* THE TASK
Here are some records. Copy each one exactly.
━━ MATERIAL ━━
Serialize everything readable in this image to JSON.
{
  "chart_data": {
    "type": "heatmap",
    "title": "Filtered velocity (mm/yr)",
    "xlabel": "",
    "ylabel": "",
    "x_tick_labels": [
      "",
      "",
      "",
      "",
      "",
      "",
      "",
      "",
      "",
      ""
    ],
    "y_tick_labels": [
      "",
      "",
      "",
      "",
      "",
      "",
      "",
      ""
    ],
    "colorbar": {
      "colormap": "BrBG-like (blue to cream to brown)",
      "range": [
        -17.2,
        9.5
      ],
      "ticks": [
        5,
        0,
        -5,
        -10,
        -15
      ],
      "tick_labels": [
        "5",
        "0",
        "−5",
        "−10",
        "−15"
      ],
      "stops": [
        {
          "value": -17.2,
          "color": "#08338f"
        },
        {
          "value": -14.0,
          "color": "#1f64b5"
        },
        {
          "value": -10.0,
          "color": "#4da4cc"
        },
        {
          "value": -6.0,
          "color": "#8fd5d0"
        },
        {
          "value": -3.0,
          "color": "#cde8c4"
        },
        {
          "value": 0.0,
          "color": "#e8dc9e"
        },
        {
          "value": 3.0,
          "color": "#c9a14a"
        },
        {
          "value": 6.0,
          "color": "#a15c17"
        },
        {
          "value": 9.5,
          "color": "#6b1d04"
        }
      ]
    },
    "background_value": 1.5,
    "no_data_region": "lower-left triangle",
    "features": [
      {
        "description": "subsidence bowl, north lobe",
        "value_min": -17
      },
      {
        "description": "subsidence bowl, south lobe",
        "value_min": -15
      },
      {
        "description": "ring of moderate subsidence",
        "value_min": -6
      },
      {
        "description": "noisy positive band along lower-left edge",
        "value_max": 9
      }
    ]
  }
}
━━━
* EXERCISE ANSWER
Serialize everything readable in this image to JSON.
{
  "chart_data": {
    "type": "heatmap",
    "title": "Filtered velocity (mm/yr)",
    "xlabel": "",
    "ylabel": "",
    "x_tick_labels": [
      "",
      "",
      "",
      "",
      "",
      "",
      "",
      "",
      "",
      ""
    ],
    "y_tick_labels": [
      "",
      "",
      "",
      "",
      "",
      "",
      "",
      ""
    ],
    "colorbar": {
      "colormap": "BrBG-like (blue to cream to brown)",
      "range": [
        -17.2,
        9.5
      ],
      "ticks": [
        5,
        0,
        -5,
        -10,
        -15
      ],
      "tick_labels": [
        "5",
        "0",
        "−5",
        "−10",
        "−15"
      ],
      "stops": [
        {
          "value": -17.2,
          "color": "#08338f"
        },
        {
          "value": -14.0,
          "color": "#1f64b5"
        },
        {
          "value": -10.0,
          "color": "#4da4cc"
        },
        {
          "value": -6.0,
          "color": "#8fd5d0"
        },
        {
          "value": -3.0,
          "color": "#cde8c4"
        },
        {
          "value": 0.0,
          "color": "#e8dc9e"
        },
        {
          "value": 3.0,
          "color": "#c9a14a"
        },
        {
          "value": 6.0,
          "color": "#a15c17"
        },
        {
          "value": 9.5,
          "color": "#6b1d04"
        }
      ]
    },
    "background_value": 1.5,
    "no_data_region": "lower-left triangle",
    "features": [
      {
        "description": "subsidence bowl, north lobe",
        "value_min": -17
      },
      {
        "description": "subsidence bowl, south lobe",
        "value_min": -15
      },
      {
        "description": "ring of moderate subsidence",
        "value_min": -6
      },
      {
        "description": "noisy positive band along lower-left edge",
        "value_max": 9
      }
    ]
  }
}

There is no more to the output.